(Dataset listings of figures)
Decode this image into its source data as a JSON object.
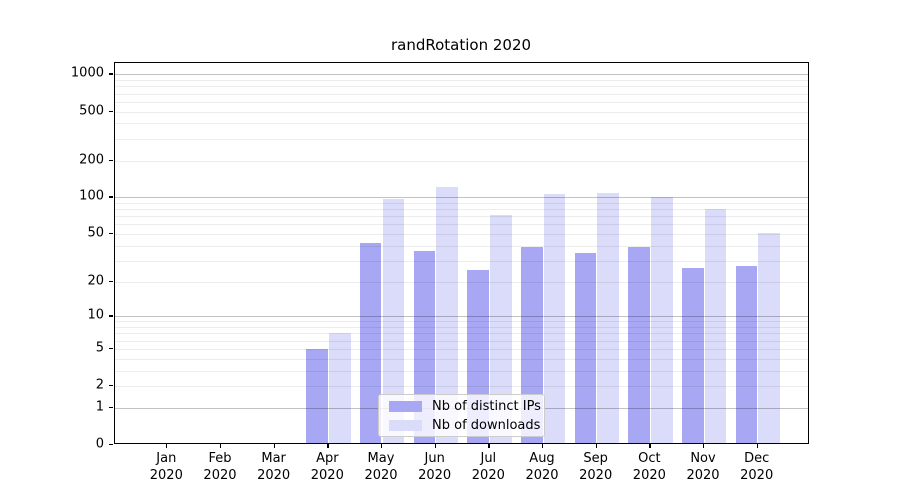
{
  "figure": {
    "title": "randRotation 2020"
  },
  "chart_data": {
    "type": "bar",
    "title": "randRotation 2020",
    "categories": [
      "Jan 2020",
      "Feb 2020",
      "Mar 2020",
      "Apr 2020",
      "May 2020",
      "Jun 2020",
      "Jul 2020",
      "Aug 2020",
      "Sep 2020",
      "Oct 2020",
      "Nov 2020",
      "Dec 2020"
    ],
    "series": [
      {
        "name": "Nb of distinct IPs",
        "color": "#a7a7f3",
        "values": [
          0,
          0,
          0,
          5,
          42,
          36,
          25,
          39,
          35,
          39,
          26,
          27
        ]
      },
      {
        "name": "Nb of downloads",
        "color": "#dbdbfa",
        "values": [
          0,
          0,
          0,
          7,
          97,
          122,
          72,
          106,
          109,
          100,
          80,
          51
        ]
      }
    ],
    "xlabel": "",
    "ylabel": "",
    "yscale": "log1p",
    "ylim": [
      0,
      1230
    ],
    "y_ticks": [
      0,
      1,
      2,
      5,
      10,
      20,
      50,
      100,
      200,
      500,
      1000
    ],
    "y_major_gridlines": [
      1,
      10,
      100,
      1000
    ],
    "y_minor_gridlines": [
      2,
      3,
      4,
      5,
      6,
      7,
      8,
      9,
      20,
      30,
      40,
      50,
      60,
      70,
      80,
      90,
      200,
      300,
      400,
      500,
      600,
      700,
      800,
      900
    ],
    "grid": "horizontal",
    "legend": {
      "position": "lower-center",
      "entries": [
        "Nb of distinct IPs",
        "Nb of downloads"
      ]
    }
  },
  "colors": {
    "background": "#ffffff",
    "spine": "#000000",
    "major_grid": "#c2c2c2",
    "minor_grid": "#ececec",
    "bar_distinct_ips": "#a7a7f3",
    "bar_downloads": "#dbdbfa",
    "legend_border": "#cccccc",
    "text": "#000000"
  }
}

**Work to do**
Copy out each line of the data where the string "randRotation" appears.

**Finished exercise**
    "title": "randRotation 2020"
    "title": "randRotation 2020",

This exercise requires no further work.